However, the problem of schooling children in their native language began to be raised by special settlers only in the mid-1950s. Currently, there was a tangible relaxation of the regime of special settlements after the last XX Congress of the CPSU. However, before the adoption of the Order of the Council of People's Commissars of the USSR (June 20, 1944), an official letter from Beria was addressed to Molotov on June 19, 1944, based on which the above Order was adopted. The essence of this letter highlights two points that are very important for L. Beria from the point of view of the Soviet ideology that existed at that time: a) the lack of supposedly at that time-proven teaching staff to teach children in their national languages; b) to teach the children of special settlers only in Russian at schools at the place of residence.
In the light of the foregoing, it will be interesting to cite the contents of Beria's letter to Molotov dated June 19, 1944: "As part of the families of immigrants (Chechens, Ingush, Karachays, Balkars, Crimean Tatars) up to 300 thousand children, and under the age of 16 arrived in the Kazakh, Kirghiz and Uzbek SSR in 1944. Special settlers are placed in small groups in collective farms and districts mixed with the local population (Russian, Kazakh, Uzbek, and Kyrgyz). They live under a special regime that prohibits citizens from moving freely outside the points of residence. It is not possible to organize an elementary school for children of special settlers (Chechens, Ingush, Karachays, Balkars, and Crimean Tatars) with instruction in their national languages due to the lack of appropriate proven teaching staff. Due to all these conditions, the NKVD of the USSR considers it expedient to teach the children of special settlers in Russian in existing schools at their place of residence" (Patiev, 2004).
The Order of the Council of People's Commissars of the USSR No. 13287-rs dated June 20, 1944, also provided for a special procedure and conditions for the education of children of special settlers (Chechens, Ingush, Karachays, Balkars, and Crimean Tatars) in secondary and higher educational institutions on the territory of the Kazakh, Kirghiz, and Uzbek SSR. According to this Decree, training was conducted in existing educational institutions of the listed republics with the right to move students to the location of the educational institution but without the right to leave the republic, both during training and after graduation from this educational institution.
In addition, this Decree determines a list of those universities in which the children of special settlers could receive an education. The issuance of permits for the children of special settlers to move within the republic at the locations of these secondary and higher educational institutions was entrusted, respectively, to the People's Commissariats of Internal Affairs of the Kazakh, Kirghiz, and Uzbek SSRs (Patiev, 2004). Some digital data on individual regions and cities of the Kazakh SSR, in which special settlers were compactly settled and lived, testify to the state of school education of children of special settlers.
Thus, in the Pavlodar region, out of 2386 children of school age in the 1944 – 1945 academic year, only 295 children attended school. As of July 1, 1946, 3,617 children of special settlers were registered in the North Kazakhstan region. In the 1945 – 1946 academic year, 801 children studied here, of which 768 children were in schools with the Russian language of instruction, 33 students with the Kazakh language of instruction, and 2816 children of school age did not study at all.

--------------------------------

# What is expected:
Copy the passage on the schooling of special settlers' children word for word, starting with "However, the problem" and going on through "place of residence.".

Records in a dataset
--------------------------------

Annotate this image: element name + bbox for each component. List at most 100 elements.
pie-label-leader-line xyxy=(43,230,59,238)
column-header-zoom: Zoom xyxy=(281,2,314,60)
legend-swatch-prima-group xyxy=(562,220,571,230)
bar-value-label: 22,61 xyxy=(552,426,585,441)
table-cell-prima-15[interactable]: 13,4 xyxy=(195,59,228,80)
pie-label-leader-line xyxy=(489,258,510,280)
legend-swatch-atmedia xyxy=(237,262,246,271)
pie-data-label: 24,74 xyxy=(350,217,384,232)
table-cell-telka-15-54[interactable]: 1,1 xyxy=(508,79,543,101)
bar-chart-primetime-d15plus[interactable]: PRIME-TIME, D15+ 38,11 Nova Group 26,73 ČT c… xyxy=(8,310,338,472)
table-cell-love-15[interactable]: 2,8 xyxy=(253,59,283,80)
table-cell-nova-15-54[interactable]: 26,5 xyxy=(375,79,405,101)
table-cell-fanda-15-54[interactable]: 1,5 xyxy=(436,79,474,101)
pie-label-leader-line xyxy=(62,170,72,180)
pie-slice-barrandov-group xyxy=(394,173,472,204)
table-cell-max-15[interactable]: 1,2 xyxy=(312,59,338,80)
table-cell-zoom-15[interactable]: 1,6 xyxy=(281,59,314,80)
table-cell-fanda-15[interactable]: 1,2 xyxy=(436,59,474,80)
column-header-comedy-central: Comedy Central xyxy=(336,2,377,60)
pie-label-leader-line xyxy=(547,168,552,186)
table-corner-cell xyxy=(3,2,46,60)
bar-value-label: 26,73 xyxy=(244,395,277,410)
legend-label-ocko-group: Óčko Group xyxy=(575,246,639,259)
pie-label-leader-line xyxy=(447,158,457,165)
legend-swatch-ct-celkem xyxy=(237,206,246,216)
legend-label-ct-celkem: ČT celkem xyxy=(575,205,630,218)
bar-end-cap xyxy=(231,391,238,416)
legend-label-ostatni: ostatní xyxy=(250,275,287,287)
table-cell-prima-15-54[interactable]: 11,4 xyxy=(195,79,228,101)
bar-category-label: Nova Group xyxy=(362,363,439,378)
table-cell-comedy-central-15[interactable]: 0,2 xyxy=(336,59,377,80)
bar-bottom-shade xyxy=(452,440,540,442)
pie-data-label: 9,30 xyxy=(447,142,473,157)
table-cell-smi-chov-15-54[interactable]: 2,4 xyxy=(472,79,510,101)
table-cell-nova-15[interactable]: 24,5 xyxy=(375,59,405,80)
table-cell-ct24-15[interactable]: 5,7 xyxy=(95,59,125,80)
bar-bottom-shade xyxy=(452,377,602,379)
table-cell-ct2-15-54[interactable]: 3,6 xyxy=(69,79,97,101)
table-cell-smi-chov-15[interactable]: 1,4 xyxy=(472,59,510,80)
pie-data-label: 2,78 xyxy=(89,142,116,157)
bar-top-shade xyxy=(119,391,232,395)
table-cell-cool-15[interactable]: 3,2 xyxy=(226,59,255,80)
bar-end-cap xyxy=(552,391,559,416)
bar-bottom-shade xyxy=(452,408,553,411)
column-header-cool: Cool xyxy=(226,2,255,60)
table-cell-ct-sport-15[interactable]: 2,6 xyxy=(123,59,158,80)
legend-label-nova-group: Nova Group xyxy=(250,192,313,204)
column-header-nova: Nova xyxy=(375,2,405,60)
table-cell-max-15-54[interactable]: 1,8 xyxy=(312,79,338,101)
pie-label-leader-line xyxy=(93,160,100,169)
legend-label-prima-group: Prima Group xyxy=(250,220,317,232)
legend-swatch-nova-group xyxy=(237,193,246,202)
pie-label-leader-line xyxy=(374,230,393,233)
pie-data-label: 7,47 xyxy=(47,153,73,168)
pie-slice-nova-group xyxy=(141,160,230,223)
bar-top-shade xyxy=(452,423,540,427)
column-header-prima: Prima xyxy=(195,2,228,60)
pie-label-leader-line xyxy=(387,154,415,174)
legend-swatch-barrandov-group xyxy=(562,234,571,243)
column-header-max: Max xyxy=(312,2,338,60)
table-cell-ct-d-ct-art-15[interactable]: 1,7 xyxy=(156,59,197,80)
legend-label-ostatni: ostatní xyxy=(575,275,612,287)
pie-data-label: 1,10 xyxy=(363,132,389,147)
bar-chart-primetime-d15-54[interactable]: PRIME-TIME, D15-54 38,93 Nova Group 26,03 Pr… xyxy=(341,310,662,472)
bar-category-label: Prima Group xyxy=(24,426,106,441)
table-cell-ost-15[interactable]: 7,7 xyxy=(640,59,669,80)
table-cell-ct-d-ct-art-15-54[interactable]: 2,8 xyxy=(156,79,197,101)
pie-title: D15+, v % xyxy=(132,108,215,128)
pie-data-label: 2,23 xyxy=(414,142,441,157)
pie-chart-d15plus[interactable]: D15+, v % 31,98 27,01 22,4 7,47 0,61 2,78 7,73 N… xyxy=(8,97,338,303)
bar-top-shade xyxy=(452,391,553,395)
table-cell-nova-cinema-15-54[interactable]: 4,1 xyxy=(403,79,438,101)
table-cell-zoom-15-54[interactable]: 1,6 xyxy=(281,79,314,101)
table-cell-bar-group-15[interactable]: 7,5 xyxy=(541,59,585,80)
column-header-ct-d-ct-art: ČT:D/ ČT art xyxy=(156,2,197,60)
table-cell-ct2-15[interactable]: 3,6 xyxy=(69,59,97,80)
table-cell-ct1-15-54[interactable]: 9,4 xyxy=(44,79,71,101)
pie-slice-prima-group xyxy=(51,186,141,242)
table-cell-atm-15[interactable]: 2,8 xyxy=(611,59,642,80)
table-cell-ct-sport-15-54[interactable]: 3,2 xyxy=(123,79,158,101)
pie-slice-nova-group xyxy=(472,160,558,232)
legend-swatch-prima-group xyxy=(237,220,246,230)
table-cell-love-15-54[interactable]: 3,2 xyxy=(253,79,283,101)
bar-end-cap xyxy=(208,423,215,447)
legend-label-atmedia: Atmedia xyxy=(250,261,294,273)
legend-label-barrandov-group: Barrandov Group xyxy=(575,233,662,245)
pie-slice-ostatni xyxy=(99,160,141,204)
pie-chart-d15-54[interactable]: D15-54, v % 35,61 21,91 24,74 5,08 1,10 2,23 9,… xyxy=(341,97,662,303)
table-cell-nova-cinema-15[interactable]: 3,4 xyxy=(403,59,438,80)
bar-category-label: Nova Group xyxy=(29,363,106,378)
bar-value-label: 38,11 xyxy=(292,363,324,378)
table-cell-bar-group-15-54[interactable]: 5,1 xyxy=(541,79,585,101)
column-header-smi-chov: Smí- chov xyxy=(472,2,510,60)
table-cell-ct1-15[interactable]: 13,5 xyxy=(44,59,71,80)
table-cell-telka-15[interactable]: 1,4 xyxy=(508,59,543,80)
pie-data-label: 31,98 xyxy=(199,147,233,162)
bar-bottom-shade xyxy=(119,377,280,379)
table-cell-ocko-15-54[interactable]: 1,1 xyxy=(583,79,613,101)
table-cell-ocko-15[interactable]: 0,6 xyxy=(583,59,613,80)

--------------------------------

# The completed task:
However, the problem of schooling children in their native language began to be raised by special settlers only in the mid-1950s. Currently, there was a tangible relaxation of the regime of special settlements after the last XX Congress of the CPSU. However, before the adoption of the Order of the Council of People's Commissars of the USSR (June 20, 1944), an official letter from Beria was addressed to Molotov on June 19, 1944, based on which the above Order was adopted. The essence of this letter highlights two points that are very important for L. Beria from the point of view of the Soviet ideology that existed at that time: a) the lack of supposedly at that time-proven teaching staff to teach children in their national languages; b) to teach the children of special settlers only in Russian at schools at the place of residence.